Given problem: Every line of the material is to be repeated exactly as it stands.

Records for this exercise start

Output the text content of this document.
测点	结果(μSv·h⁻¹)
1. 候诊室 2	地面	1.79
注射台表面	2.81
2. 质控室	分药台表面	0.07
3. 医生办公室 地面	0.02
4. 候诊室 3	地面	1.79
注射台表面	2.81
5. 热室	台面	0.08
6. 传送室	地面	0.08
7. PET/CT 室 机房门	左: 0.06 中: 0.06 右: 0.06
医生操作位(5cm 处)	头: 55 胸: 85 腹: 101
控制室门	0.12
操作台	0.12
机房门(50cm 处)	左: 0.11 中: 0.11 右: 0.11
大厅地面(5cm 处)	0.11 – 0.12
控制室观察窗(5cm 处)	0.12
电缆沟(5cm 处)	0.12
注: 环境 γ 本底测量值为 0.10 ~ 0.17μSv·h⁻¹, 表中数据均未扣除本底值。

Records for this exercise end

Response:
Output the text content of this document.
测点	结果(μSv·h⁻¹)
1. 候诊室 2	地面	1.79
注射台表面	2.81
2. 质控室	分药台表面	0.07
3. 医生办公室 地面	0.02
4. 候诊室 3	地面	1.79
注射台表面	2.81
5. 热室	台面	0.08
6. 传送室	地面	0.08
7. PET/CT 室 机房门	左: 0.06 中: 0.06 右: 0.06
医生操作位(5cm 处)	头: 55 胸: 85 腹: 101
控制室门	0.12
操作台	0.12
机房门(50cm 处)	左: 0.11 中: 0.11 右: 0.11
大厅地面(5cm 处)	0.11 – 0.12
控制室观察窗(5cm 处)	0.12
电缆沟(5cm 处)	0.12
注: 环境 γ 本底测量值为 0.10 ~ 0.17μSv·h⁻¹, 表中数据均未扣除本底值。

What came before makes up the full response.